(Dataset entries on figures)

----------------

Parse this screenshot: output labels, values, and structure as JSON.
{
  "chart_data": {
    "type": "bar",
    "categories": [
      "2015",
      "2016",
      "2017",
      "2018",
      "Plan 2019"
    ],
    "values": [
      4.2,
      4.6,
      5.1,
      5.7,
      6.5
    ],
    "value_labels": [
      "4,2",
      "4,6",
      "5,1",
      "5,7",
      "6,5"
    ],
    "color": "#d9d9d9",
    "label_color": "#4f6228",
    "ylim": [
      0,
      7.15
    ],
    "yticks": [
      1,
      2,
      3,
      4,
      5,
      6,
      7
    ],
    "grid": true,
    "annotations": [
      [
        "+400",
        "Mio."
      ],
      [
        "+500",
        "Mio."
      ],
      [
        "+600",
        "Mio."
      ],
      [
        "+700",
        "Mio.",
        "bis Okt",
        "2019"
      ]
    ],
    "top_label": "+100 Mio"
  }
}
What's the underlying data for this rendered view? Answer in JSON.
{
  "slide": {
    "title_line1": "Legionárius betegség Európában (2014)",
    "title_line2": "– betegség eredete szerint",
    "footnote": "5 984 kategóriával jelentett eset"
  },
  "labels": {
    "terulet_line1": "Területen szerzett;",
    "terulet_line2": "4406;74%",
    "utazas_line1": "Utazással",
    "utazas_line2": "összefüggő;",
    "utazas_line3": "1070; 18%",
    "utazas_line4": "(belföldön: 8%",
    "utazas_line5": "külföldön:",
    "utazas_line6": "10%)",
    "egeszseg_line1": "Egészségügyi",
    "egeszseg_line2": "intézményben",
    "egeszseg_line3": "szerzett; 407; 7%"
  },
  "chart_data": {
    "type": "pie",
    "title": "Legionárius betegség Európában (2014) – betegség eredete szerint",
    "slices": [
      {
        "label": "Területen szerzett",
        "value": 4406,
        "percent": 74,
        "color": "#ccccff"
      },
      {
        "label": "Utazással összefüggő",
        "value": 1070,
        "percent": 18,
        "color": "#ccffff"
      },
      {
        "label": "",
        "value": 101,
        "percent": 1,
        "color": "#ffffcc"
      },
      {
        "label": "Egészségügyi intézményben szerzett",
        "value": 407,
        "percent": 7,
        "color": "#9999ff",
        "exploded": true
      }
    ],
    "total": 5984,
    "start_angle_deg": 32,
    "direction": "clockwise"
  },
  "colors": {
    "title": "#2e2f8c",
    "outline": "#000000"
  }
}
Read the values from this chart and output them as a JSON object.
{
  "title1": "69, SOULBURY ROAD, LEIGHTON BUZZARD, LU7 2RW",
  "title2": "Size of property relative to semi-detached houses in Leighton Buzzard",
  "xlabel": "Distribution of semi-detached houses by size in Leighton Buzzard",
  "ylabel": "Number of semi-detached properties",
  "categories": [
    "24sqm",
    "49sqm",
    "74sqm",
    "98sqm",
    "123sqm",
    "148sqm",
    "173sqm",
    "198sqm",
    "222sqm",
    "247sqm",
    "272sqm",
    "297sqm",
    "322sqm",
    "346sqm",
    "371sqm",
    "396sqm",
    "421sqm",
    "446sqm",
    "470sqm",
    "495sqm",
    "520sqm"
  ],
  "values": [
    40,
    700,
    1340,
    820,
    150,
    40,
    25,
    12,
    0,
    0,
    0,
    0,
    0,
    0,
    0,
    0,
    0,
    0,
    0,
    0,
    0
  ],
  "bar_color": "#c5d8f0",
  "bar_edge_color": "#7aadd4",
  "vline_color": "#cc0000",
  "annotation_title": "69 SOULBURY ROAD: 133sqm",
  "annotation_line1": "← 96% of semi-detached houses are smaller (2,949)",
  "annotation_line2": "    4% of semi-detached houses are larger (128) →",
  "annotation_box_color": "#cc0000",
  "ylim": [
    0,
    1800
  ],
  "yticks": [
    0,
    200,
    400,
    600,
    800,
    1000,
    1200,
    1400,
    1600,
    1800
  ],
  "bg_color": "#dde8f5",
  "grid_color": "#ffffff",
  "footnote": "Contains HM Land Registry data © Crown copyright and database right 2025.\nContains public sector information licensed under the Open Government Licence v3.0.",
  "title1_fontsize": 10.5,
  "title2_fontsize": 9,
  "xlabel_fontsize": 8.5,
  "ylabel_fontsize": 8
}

----------------

**Description of the task:** Find the word "this" and list each line it appears in.

**Final answer:**
Parse this screenshot: output labels, values, and structure as JSON.
What's the underlying data for this rendered view? Answer in JSON.
Read the values from this chart and output them as a JSON object.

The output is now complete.